◆ **Task description**: Repeat, line for line, the entries printed below.

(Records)
=======

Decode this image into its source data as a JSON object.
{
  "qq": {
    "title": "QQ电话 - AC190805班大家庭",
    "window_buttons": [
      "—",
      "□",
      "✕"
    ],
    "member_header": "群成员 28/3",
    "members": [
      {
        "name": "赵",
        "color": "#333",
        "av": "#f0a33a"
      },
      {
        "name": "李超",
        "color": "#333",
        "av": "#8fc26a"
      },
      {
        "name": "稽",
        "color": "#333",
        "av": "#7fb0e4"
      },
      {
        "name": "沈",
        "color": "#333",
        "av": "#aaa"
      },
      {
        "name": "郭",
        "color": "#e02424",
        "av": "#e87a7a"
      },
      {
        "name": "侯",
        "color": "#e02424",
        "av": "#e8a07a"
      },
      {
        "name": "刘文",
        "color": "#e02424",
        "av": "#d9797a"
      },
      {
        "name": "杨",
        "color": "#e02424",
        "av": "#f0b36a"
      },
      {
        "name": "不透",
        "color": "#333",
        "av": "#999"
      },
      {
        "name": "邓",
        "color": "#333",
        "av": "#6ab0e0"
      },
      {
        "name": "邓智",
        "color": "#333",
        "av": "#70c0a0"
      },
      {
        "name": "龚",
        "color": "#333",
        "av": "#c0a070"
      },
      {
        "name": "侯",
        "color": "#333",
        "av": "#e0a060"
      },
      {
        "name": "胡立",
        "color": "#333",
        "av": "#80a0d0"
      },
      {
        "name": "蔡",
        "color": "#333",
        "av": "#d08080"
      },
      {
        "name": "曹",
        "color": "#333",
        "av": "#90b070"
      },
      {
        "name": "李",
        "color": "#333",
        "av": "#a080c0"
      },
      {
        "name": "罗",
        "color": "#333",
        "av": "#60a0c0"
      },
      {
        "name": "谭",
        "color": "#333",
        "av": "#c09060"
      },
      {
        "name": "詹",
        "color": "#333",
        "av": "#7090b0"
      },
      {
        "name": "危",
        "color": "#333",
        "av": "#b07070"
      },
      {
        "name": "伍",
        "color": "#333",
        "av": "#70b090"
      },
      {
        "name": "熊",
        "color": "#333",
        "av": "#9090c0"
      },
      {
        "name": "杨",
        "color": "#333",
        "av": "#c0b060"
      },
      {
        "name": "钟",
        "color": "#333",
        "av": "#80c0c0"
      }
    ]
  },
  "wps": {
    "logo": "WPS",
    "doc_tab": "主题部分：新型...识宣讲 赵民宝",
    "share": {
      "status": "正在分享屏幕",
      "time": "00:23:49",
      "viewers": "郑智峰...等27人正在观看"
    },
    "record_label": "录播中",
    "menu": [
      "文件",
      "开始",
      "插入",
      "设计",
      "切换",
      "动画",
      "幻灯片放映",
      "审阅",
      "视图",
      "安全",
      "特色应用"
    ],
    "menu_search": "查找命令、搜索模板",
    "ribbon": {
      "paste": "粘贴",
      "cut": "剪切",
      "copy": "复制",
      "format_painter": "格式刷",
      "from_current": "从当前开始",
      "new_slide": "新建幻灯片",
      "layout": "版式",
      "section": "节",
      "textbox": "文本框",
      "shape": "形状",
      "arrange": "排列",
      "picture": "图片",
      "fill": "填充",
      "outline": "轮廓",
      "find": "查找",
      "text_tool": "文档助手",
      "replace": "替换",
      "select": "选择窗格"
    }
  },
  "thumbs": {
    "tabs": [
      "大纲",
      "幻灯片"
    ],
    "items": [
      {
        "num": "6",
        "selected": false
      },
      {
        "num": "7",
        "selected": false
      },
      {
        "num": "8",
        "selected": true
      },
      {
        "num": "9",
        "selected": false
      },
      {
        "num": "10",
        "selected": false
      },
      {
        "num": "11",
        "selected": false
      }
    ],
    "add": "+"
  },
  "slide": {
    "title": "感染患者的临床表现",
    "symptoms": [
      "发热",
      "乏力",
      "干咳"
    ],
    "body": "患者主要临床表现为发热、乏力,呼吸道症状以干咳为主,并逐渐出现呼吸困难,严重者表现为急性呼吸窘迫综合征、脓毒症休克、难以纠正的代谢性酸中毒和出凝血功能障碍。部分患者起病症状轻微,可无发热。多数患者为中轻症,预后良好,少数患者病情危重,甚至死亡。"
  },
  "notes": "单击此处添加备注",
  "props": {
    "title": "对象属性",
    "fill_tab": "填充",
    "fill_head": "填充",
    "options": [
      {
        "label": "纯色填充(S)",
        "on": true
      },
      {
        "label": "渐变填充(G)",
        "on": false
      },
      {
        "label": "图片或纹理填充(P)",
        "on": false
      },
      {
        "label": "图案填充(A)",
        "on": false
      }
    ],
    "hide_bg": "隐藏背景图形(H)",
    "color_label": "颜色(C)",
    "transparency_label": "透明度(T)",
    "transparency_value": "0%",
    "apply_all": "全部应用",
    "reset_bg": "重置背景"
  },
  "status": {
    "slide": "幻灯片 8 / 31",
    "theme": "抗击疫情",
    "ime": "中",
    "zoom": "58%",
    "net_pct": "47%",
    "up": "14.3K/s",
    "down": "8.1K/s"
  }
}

=======

◆ **Task output**:
Decode this image into its source data as a JSON object.
{
  "qq": {
    "title": "QQ电话 - AC190805班大家庭",
    "window_buttons": [
      "—",
      "□",
      "✕"
    ],
    "member_header": "群成员 28/3",
    "members": [
      {
        "name": "赵",
        "color": "#333",
        "av": "#f0a33a"
      },
      {
        "name": "李超",
        "color": "#333",
        "av": "#8fc26a"
      },
      {
        "name": "稽",
        "color": "#333",
        "av": "#7fb0e4"
      },
      {
        "name": "沈",
        "color": "#333",
        "av": "#aaa"
      },
      {
        "name": "郭",
        "color": "#e02424",
        "av": "#e87a7a"
      },
      {
        "name": "侯",
        "color": "#e02424",
        "av": "#e8a07a"
      },
      {
        "name": "刘文",
        "color": "#e02424",
        "av": "#d9797a"
      },
      {
        "name": "杨",
        "color": "#e02424",
        "av": "#f0b36a"
      },
      {
        "name": "不透",
        "color": "#333",
        "av": "#999"
      },
      {
        "name": "邓",
        "color": "#333",
        "av": "#6ab0e0"
      },
      {
        "name": "邓智",
        "color": "#333",
        "av": "#70c0a0"
      },
      {
        "name": "龚",
        "color": "#333",
        "av": "#c0a070"
      },
      {
        "name": "侯",
        "color": "#333",
        "av": "#e0a060"
      },
      {
        "name": "胡立",
        "color": "#333",
        "av": "#80a0d0"
      },
      {
        "name": "蔡",
        "color": "#333",
        "av": "#d08080"
      },
      {
        "name": "曹",
        "color": "#333",
        "av": "#90b070"
      },
      {
        "name": "李",
        "color": "#333",
        "av": "#a080c0"
      },
      {
        "name": "罗",
        "color": "#333",
        "av": "#60a0c0"
      },
      {
        "name": "谭",
        "color": "#333",
        "av": "#c09060"
      },
      {
        "name": "詹",
        "color": "#333",
        "av": "#7090b0"
      },
      {
        "name": "危",
        "color": "#333",
        "av": "#b07070"
      },
      {
        "name": "伍",
        "color": "#333",
        "av": "#70b090"
      },
      {
        "name": "熊",
        "color": "#333",
        "av": "#9090c0"
      },
      {
        "name": "杨",
        "color": "#333",
        "av": "#c0b060"
      },
      {
        "name": "钟",
        "color": "#333",
        "av": "#80c0c0"
      }
    ]
  },
  "wps": {
    "logo": "WPS",
    "doc_tab": "主题部分：新型...识宣讲 赵民宝",
    "share": {
      "status": "正在分享屏幕",
      "time": "00:23:49",
      "viewers": "郑智峰...等27人正在观看"
    },
    "record_label": "录播中",
    "menu": [
      "文件",
      "开始",
      "插入",
      "设计",
      "切换",
      "动画",
      "幻灯片放映",
      "审阅",
      "视图",
      "安全",
      "特色应用"
    ],
    "menu_search": "查找命令、搜索模板",
    "ribbon": {
      "paste": "粘贴",
      "cut": "剪切",
      "copy": "复制",
      "format_painter": "格式刷",
      "from_current": "从当前开始",
      "new_slide": "新建幻灯片",
      "layout": "版式",
      "section": "节",
      "textbox": "文本框",
      "shape": "形状",
      "arrange": "排列",
      "picture": "图片",
      "fill": "填充",
      "outline": "轮廓",
      "find": "查找",
      "text_tool": "文档助手",
      "replace": "替换",
      "select": "选择窗格"
    }
  },
  "thumbs": {
    "tabs": [
      "大纲",
      "幻灯片"
    ],
    "items": [
      {
        "num": "6",
        "selected": false
      },
      {
        "num": "7",
        "selected": false
      },
      {
        "num": "8",
        "selected": true
      },
      {
        "num": "9",
        "selected": false
      },
      {
        "num": "10",
        "selected": false
      },
      {
        "num": "11",
        "selected": false
      }
    ],
    "add": "+"
  },
  "slide": {
    "title": "感染患者的临床表现",
    "symptoms": [
      "发热",
      "乏力",
      "干咳"
    ],
    "body": "患者主要临床表现为发热、乏力,呼吸道症状以干咳为主,并逐渐出现呼吸困难,严重者表现为急性呼吸窘迫综合征、脓毒症休克、难以纠正的代谢性酸中毒和出凝血功能障碍。部分患者起病症状轻微,可无发热。多数患者为中轻症,预后良好,少数患者病情危重,甚至死亡。"
  },
  "notes": "单击此处添加备注",
  "props": {
    "title": "对象属性",
    "fill_tab": "填充",
    "fill_head": "填充",
    "options": [
      {
        "label": "纯色填充(S)",
        "on": true
      },
      {
        "label": "渐变填充(G)",
        "on": false
      },
      {
        "label": "图片或纹理填充(P)",
        "on": false
      },
      {
        "label": "图案填充(A)",
        "on": false
      }
    ],
    "hide_bg": "隐藏背景图形(H)",
    "color_label": "颜色(C)",
    "transparency_label": "透明度(T)",
    "transparency_value": "0%",
    "apply_all": "全部应用",
    "reset_bg": "重置背景"
  },
  "status": {
    "slide": "幻灯片 8 / 31",
    "theme": "抗击疫情",
    "ime": "中",
    "zoom": "58%",
    "net_pct": "47%",
    "up": "14.3K/s",
    "down": "8.1K/s"
  }
}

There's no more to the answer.